##### Dataset entries
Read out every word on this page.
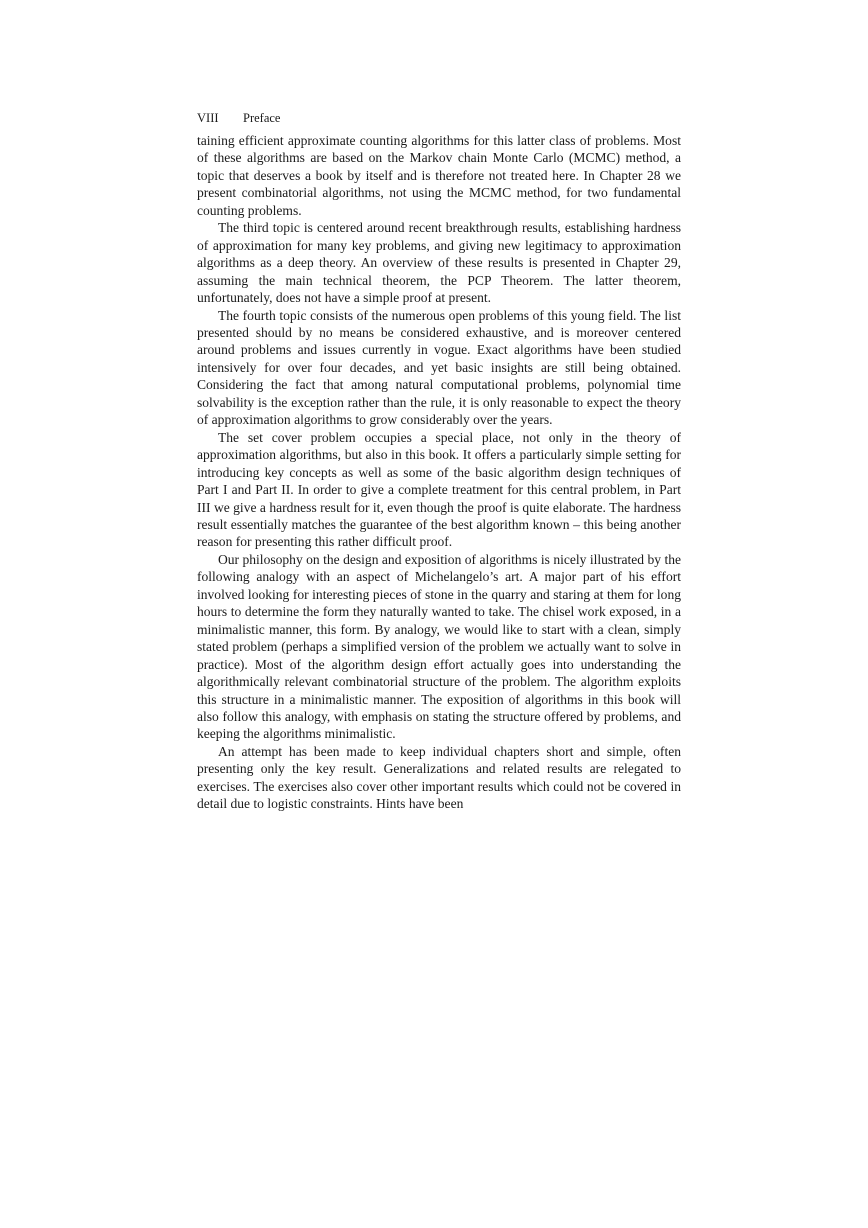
VIII Preface

taining efficient approximate counting algorithms for this latter class of problems. Most of these algorithms are based on the Markov chain Monte Carlo (MCMC) method, a topic that deserves a book by itself and is therefore not treated here. In Chapter 28 we present combinatorial algorithms, not using the MCMC method, for two fundamental counting problems.

The third topic is centered around recent breakthrough results, establishing hardness of approximation for many key problems, and giving new legitimacy to approximation algorithms as a deep theory. An overview of these results is presented in Chapter 29, assuming the main technical theorem, the PCP Theorem. The latter theorem, unfortunately, does not have a simple proof at present.

The fourth topic consists of the numerous open problems of this young field. The list presented should by no means be considered exhaustive, and is moreover centered around problems and issues currently in vogue. Exact algorithms have been studied intensively for over four decades, and yet basic insights are still being obtained. Considering the fact that among natural computational problems, polynomial time solvability is the exception rather than the rule, it is only reasonable to expect the theory of approximation algorithms to grow considerably over the years.

The set cover problem occupies a special place, not only in the theory of approximation algorithms, but also in this book. It offers a particularly simple setting for introducing key concepts as well as some of the basic algorithm design techniques of Part I and Part II. In order to give a complete treatment for this central problem, in Part III we give a hardness result for it, even though the proof is quite elaborate. The hardness result essentially matches the guarantee of the best algorithm known – this being another reason for presenting this rather difficult proof.

Our philosophy on the design and exposition of algorithms is nicely illustrated by the following analogy with an aspect of Michelangelo’s art. A major part of his effort involved looking for interesting pieces of stone in the quarry and staring at them for long hours to determine the form they naturally wanted to take. The chisel work exposed, in a minimalistic manner, this form. By analogy, we would like to start with a clean, simply stated problem (perhaps a simplified version of the problem we actually want to solve in practice). Most of the algorithm design effort actually goes into understanding the algorithmically relevant combinatorial structure of the problem. The algorithm exploits this structure in a minimalistic manner. The exposition of algorithms in this book will also follow this analogy, with emphasis on stating the structure offered by problems, and keeping the algorithms minimalistic.

An attempt has been made to keep individual chapters short and simple, often presenting only the key result. Generalizations and related results are relegated to exercises. The exercises also cover other important results which could not be covered in detail due to logistic constraints. Hints have been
##########
Work to complete: Leave out the pictures and print each record exactly as it stands.

Exercise answer:
Read out every word on this page.
VIII Preface

taining efficient approximate counting algorithms for this latter class of problems. Most of these algorithms are based on the Markov chain Monte Carlo (MCMC) method, a topic that deserves a book by itself and is therefore not treated here. In Chapter 28 we present combinatorial algorithms, not using the MCMC method, for two fundamental counting problems.

The third topic is centered around recent breakthrough results, establishing hardness of approximation for many key problems, and giving new legitimacy to approximation algorithms as a deep theory. An overview of these results is presented in Chapter 29, assuming the main technical theorem, the PCP Theorem. The latter theorem, unfortunately, does not have a simple proof at present.

The fourth topic consists of the numerous open problems of this young field. The list presented should by no means be considered exhaustive, and is moreover centered around problems and issues currently in vogue. Exact algorithms have been studied intensively for over four decades, and yet basic insights are still being obtained. Considering the fact that among natural computational problems, polynomial time solvability is the exception rather than the rule, it is only reasonable to expect the theory of approximation algorithms to grow considerably over the years.

The set cover problem occupies a special place, not only in the theory of approximation algorithms, but also in this book. It offers a particularly simple setting for introducing key concepts as well as some of the basic algorithm design techniques of Part I and Part II. In order to give a complete treatment for this central problem, in Part III we give a hardness result for it, even though the proof is quite elaborate. The hardness result essentially matches the guarantee of the best algorithm known – this being another reason for presenting this rather difficult proof.

Our philosophy on the design and exposition of algorithms is nicely illustrated by the following analogy with an aspect of Michelangelo’s art. A major part of his effort involved looking for interesting pieces of stone in the quarry and staring at them for long hours to determine the form they naturally wanted to take. The chisel work exposed, in a minimalistic manner, this form. By analogy, we would like to start with a clean, simply stated problem (perhaps a simplified version of the problem we actually want to solve in practice). Most of the algorithm design effort actually goes into understanding the algorithmically relevant combinatorial structure of the problem. The algorithm exploits this structure in a minimalistic manner. The exposition of algorithms in this book will also follow this analogy, with emphasis on stating the structure offered by problems, and keeping the algorithms minimalistic.

An attempt has been made to keep individual chapters short and simple, often presenting only the key result. Generalizations and related results are relegated to exercises. The exercises also cover other important results which could not be covered in detail due to logistic constraints. Hints have been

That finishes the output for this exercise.